#### WRITTEN EXERCISE
Repeat each entry word for word. Leave any images out of the copy.

[Stored entries]
— begin —
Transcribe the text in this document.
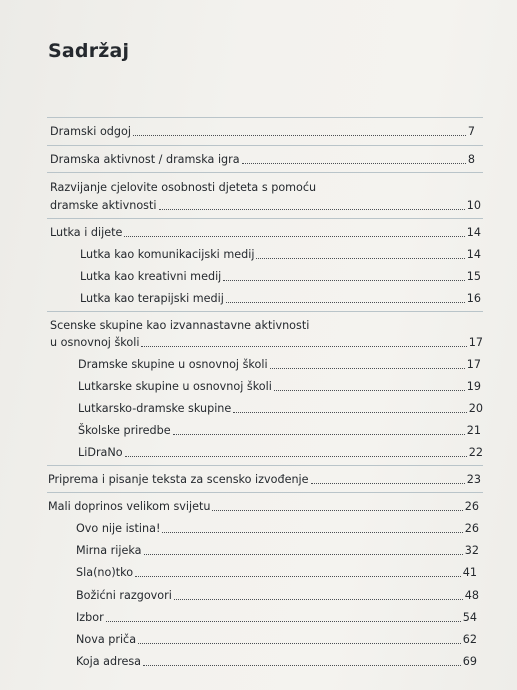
Sadržaj
Dramski odgoj	7
Dramska aktivnost / dramska igra	8
Razvijanje cjelovite osobnosti djeteta s pomoću
dramske aktivnosti	10
Lutka i dijete	14
Lutka kao komunikacijski medij	14
Lutka kao kreativni medij	15
Lutka kao terapijski medij	16
Scenske skupine kao izvannastavne aktivnosti
u osnovnoj školi	17
Dramske skupine u osnovnoj školi	17
Lutkarske skupine u osnovnoj školi	19
Lutkarsko-dramske skupine	20
Školske priredbe	21
LiDraNo	22
Priprema i pisanje teksta za scensko izvođenje	23
Mali doprinos velikom svijetu	26
Ovo nije istina!	26
Mirna rijeka	32
Sla(no)tko	41
Božićni razgovori	48
Izbor	54
Nova priča	62
Koja adresa	69
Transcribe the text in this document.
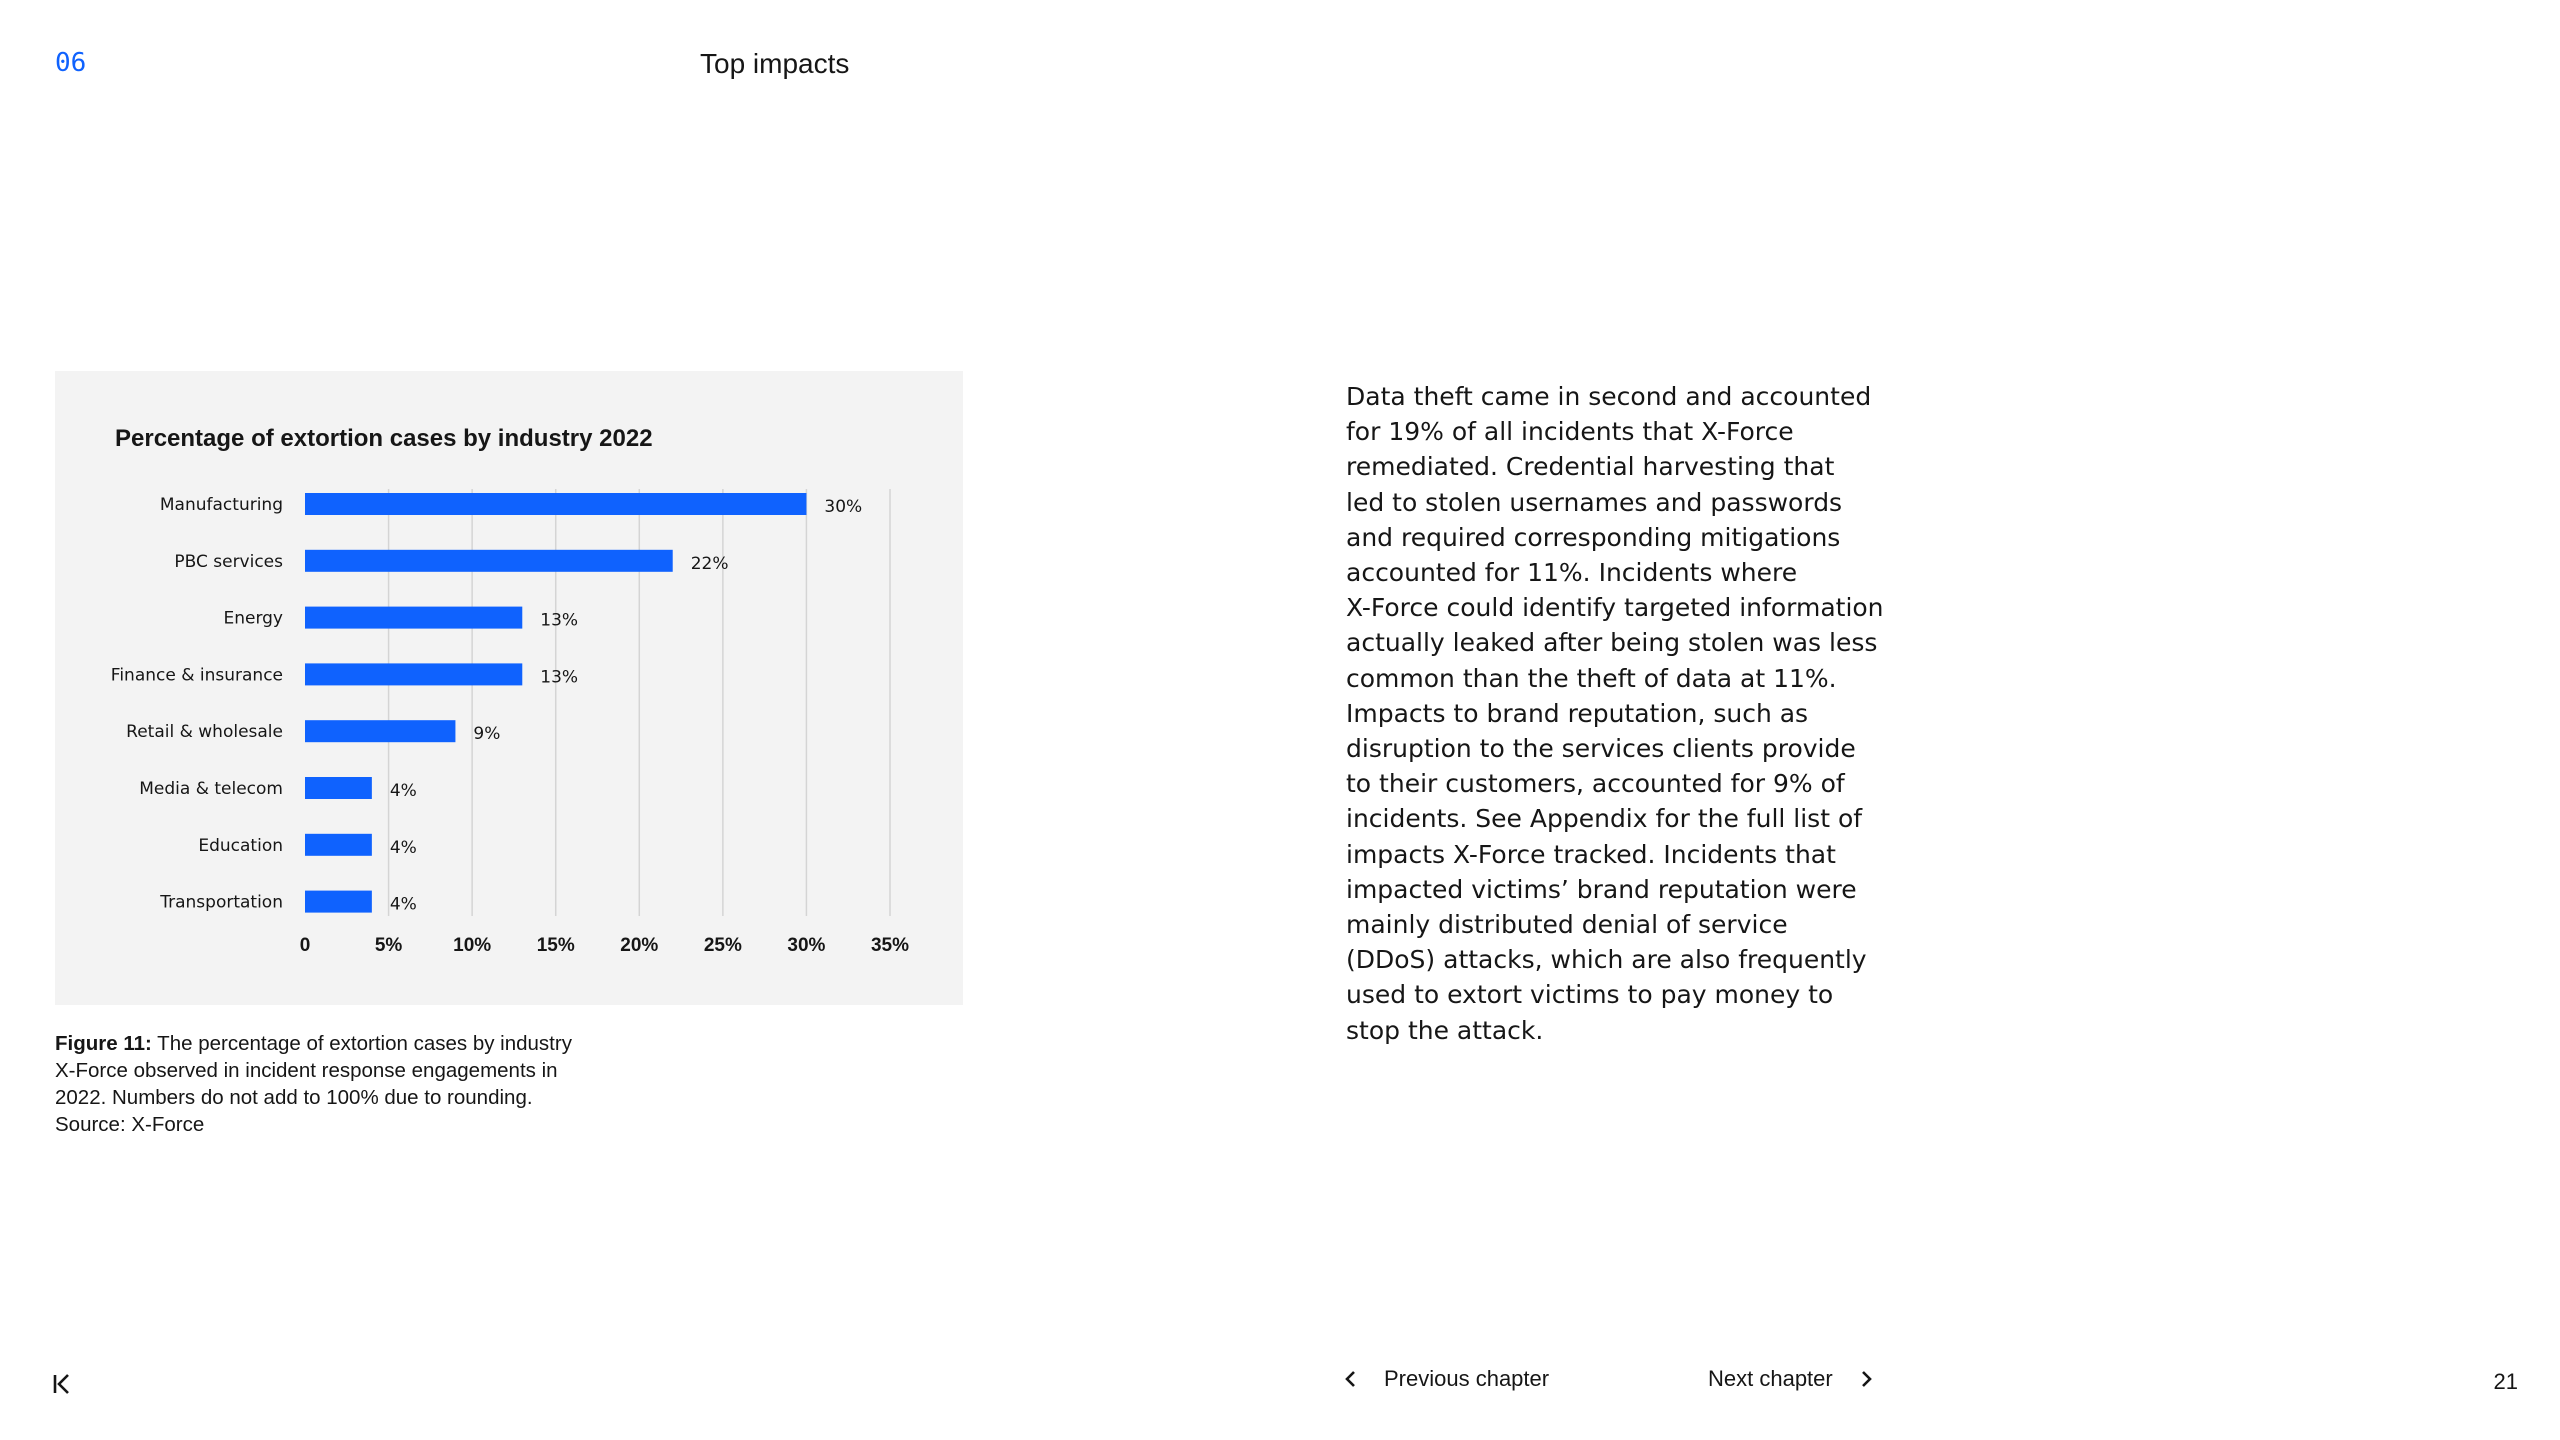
06	Top impacts
Percentage of extortion cases by industry 2022
0	5%	10% 15% 20% 25% 30% 35%
Manufacturing	30%
PBC services	22%
Energy	13%
Finance & insurance	13%
Retail & wholesale	9%
Media & telecom	4%
Education	4%
Transportation	4%
Figure 11: The percentage of extortion cases by industry X-Force observed in incident response engagements in 2022. Numbers do not add to 100% due to rounding. Source: X-Force
Data theft came in second and accounted
for 19% of all incidents that X-Force
remediated. Credential harvesting that
led to stolen usernames and passwords
and required corresponding mitigations
accounted for 11%. Incidents where
X-Force could identify targeted information
actually leaked after being stolen was less
common than the theft of data at 11%.
Impacts to brand reputation, such as
disruption to the services clients provide
to their customers, accounted for 9% of
incidents. See Appendix for the full list of
impacts X-Force tracked. Incidents that
impacted victims’ brand reputation were
mainly distributed denial of service
(DDoS) attacks, which are also frequently
used to extort victims to pay money to
stop the attack.
Previous chapter	Next chapter	21
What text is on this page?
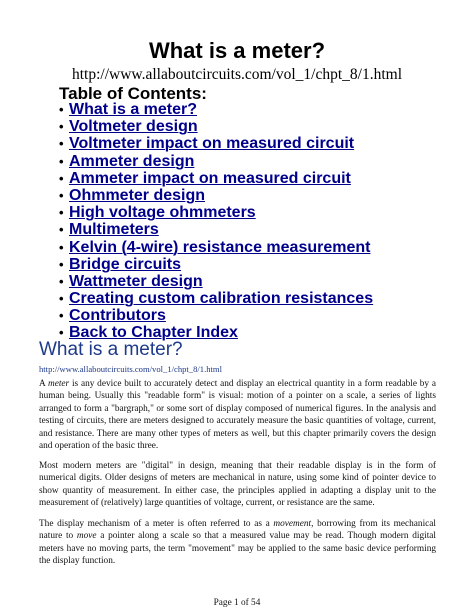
What is a meter?
http://www.allaboutcircuits.com/vol_1/chpt_8/1.html
Table of Contents:
• What is a meter?
• Voltmeter design
• Voltmeter impact on measured circuit
• Ammeter design
• Ammeter impact on measured circuit
• Ohmmeter design
• High voltage ohmmeters
• Multimeters
• Kelvin (4-wire) resistance measurement
• Bridge circuits
• Wattmeter design
• Creating custom calibration resistances
• Contributors
• Back to Chapter Index
What is a meter?
http://www.allaboutcircuits.com/vol_1/chpt_8/1.html

A meter is any device built to accurately detect and display an electrical quantity in a form readable by a human being. Usually this "readable form" is visual: motion of a pointer on a scale, a series of lights arranged to form a "bargraph," or some sort of display composed of numerical figures. In the analysis and testing of circuits, there are meters designed to accurately measure the basic quantities of voltage, current, and resistance. There are many other types of meters as well, but this chapter primarily covers the design and operation of the basic three.

Most modern meters are "digital" in design, meaning that their readable display is in the form of numerical digits. Older designs of meters are mechanical in nature, using some kind of pointer device to show quantity of measurement. In either case, the principles applied in adapting a display unit to the measurement of (relatively) large quantities of voltage, current, or resistance are the same.

The display mechanism of a meter is often referred to as a movement, borrowing from its mechanical nature to move a pointer along a scale so that a measured value may be read. Though modern digital meters have no moving parts, the term "movement" may be applied to the same basic device performing the display function.

Page 1 of 54
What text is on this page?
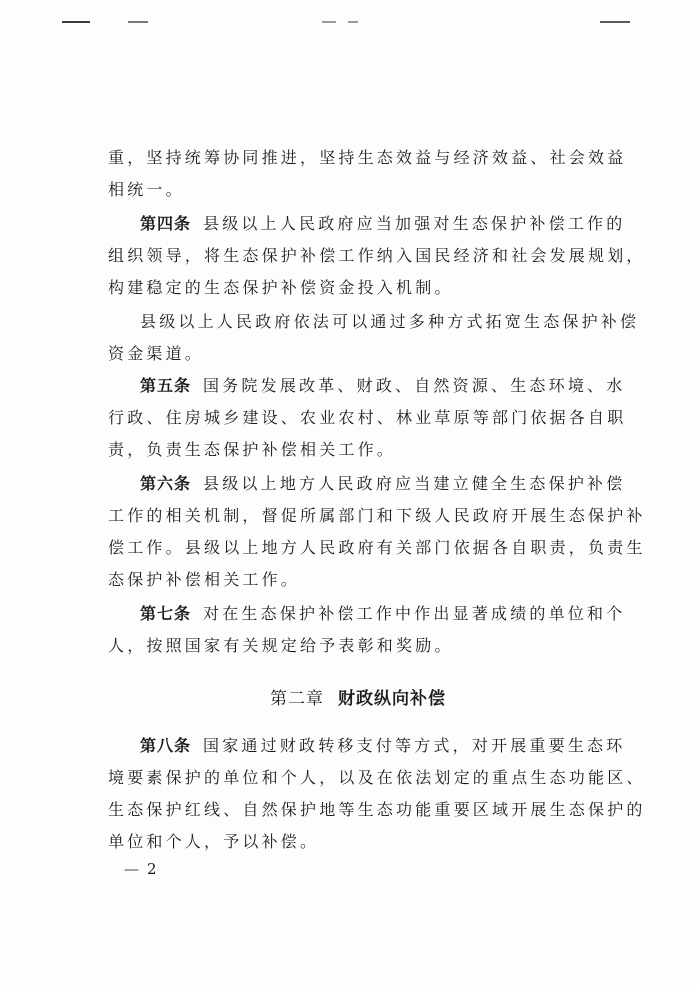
重，坚持统筹协同推进，坚持生态效益与经济效益、社会效益
相统一。
第四条 县级以上人民政府应当加强对生态保护补偿工作的
组织领导，将生态保护补偿工作纳入国民经济和社会发展规划，
构建稳定的生态保护补偿资金投入机制。
县级以上人民政府依法可以通过多种方式拓宽生态保护补偿
资金渠道。
第五条 国务院发展改革、财政、自然资源、生态环境、水
行政、住房城乡建设、农业农村、林业草原等部门依据各自职
责，负责生态保护补偿相关工作。
第六条 县级以上地方人民政府应当建立健全生态保护补偿
工作的相关机制，督促所属部门和下级人民政府开展生态保护补
偿工作。县级以上地方人民政府有关部门依据各自职责，负责生
态保护补偿相关工作。
第七条 对在生态保护补偿工作中作出显著成绩的单位和个
人，按照国家有关规定给予表彰和奖励。
第二章 财政纵向补偿
第八条 国家通过财政转移支付等方式，对开展重要生态环
境要素保护的单位和个人，以及在依法划定的重点生态功能区、
生态保护红线、自然保护地等生态功能重要区域开展生态保护的
单位和个人，予以补偿。
— 2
— end —
#### EXERCISE ANSWER
Transcribe the text in this document.
Sadržaj
Dramski odgoj	7
Dramska aktivnost / dramska igra	8
Razvijanje cjelovite osobnosti djeteta s pomoću
dramske aktivnosti	10
Lutka i dijete	14
Lutka kao komunikacijski medij	14
Lutka kao kreativni medij	15
Lutka kao terapijski medij	16
Scenske skupine kao izvannastavne aktivnosti
u osnovnoj školi	17
Dramske skupine u osnovnoj školi	17
Lutkarske skupine u osnovnoj školi	19
Lutkarsko-dramske skupine	20
Školske priredbe	21
LiDraNo	22
Priprema i pisanje teksta za scensko izvođenje	23
Mali doprinos velikom svijetu	26
Ovo nije istina!	26
Mirna rijeka	32
Sla(no)tko	41
Božićni razgovori	48
Izbor	54
Nova priča	62
Koja adresa	69
Transcribe the text in this document.
06	Top impacts
Percentage of extortion cases by industry 2022
0	5%	10% 15% 20% 25% 30% 35%
Manufacturing	30%
PBC services	22%
Energy	13%
Finance & insurance	13%
Retail & wholesale	9%
Media & telecom	4%
Education	4%
Transportation	4%
Figure 11: The percentage of extortion cases by industry X-Force observed in incident response engagements in 2022. Numbers do not add to 100% due to rounding. Source: X-Force
Data theft came in second and accounted
for 19% of all incidents that X-Force
remediated. Credential harvesting that
led to stolen usernames and passwords
and required corresponding mitigations
accounted for 11%. Incidents where
X-Force could identify targeted information
actually leaked after being stolen was less
common than the theft of data at 11%.
Impacts to brand reputation, such as
disruption to the services clients provide
to their customers, accounted for 9% of
incidents. See Appendix for the full list of
impacts X-Force tracked. Incidents that
impacted victims’ brand reputation were
mainly distributed denial of service
(DDoS) attacks, which are also frequently
used to extort victims to pay money to
stop the attack.
Previous chapter	Next chapter	21
What text is on this page?
What is a meter?
http://www.allaboutcircuits.com/vol_1/chpt_8/1.html
Table of Contents:
• What is a meter?
• Voltmeter design
• Voltmeter impact on measured circuit
• Ammeter design
• Ammeter impact on measured circuit
• Ohmmeter design
• High voltage ohmmeters
• Multimeters
• Kelvin (4-wire) resistance measurement
• Bridge circuits
• Wattmeter design
• Creating custom calibration resistances
• Contributors
• Back to Chapter Index
What is a meter?
http://www.allaboutcircuits.com/vol_1/chpt_8/1.html

A meter is any device built to accurately detect and display an electrical quantity in a form readable by a human being. Usually this "readable form" is visual: motion of a pointer on a scale, a series of lights arranged to form a "bargraph," or some sort of display composed of numerical figures. In the analysis and testing of circuits, there are meters designed to accurately measure the basic quantities of voltage, current, and resistance. There are many other types of meters as well, but this chapter primarily covers the design and operation of the basic three.

Most modern meters are "digital" in design, meaning that their readable display is in the form of numerical digits. Older designs of meters are mechanical in nature, using some kind of pointer device to show quantity of measurement. In either case, the principles applied in adapting a display unit to the measurement of (relatively) large quantities of voltage, current, or resistance are the same.

The display mechanism of a meter is often referred to as a movement, borrowing from its mechanical nature to move a pointer along a scale so that a measured value may be read. Though modern digital meters have no moving parts, the term "movement" may be applied to the same basic device performing the display function.

Page 1 of 54
What text is on this page?
重，坚持统筹协同推进，坚持生态效益与经济效益、社会效益
相统一。
第四条 县级以上人民政府应当加强对生态保护补偿工作的
组织领导，将生态保护补偿工作纳入国民经济和社会发展规划，
构建稳定的生态保护补偿资金投入机制。
县级以上人民政府依法可以通过多种方式拓宽生态保护补偿
资金渠道。
第五条 国务院发展改革、财政、自然资源、生态环境、水
行政、住房城乡建设、农业农村、林业草原等部门依据各自职
责，负责生态保护补偿相关工作。
第六条 县级以上地方人民政府应当建立健全生态保护补偿
工作的相关机制，督促所属部门和下级人民政府开展生态保护补
偿工作。县级以上地方人民政府有关部门依据各自职责，负责生
态保护补偿相关工作。
第七条 对在生态保护补偿工作中作出显著成绩的单位和个
人，按照国家有关规定给予表彰和奖励。
第二章 财政纵向补偿
第八条 国家通过财政转移支付等方式，对开展重要生态环
境要素保护的单位和个人，以及在依法划定的重点生态功能区、
生态保护红线、自然保护地等生态功能重要区域开展生态保护的
单位和个人，予以补偿。
— 2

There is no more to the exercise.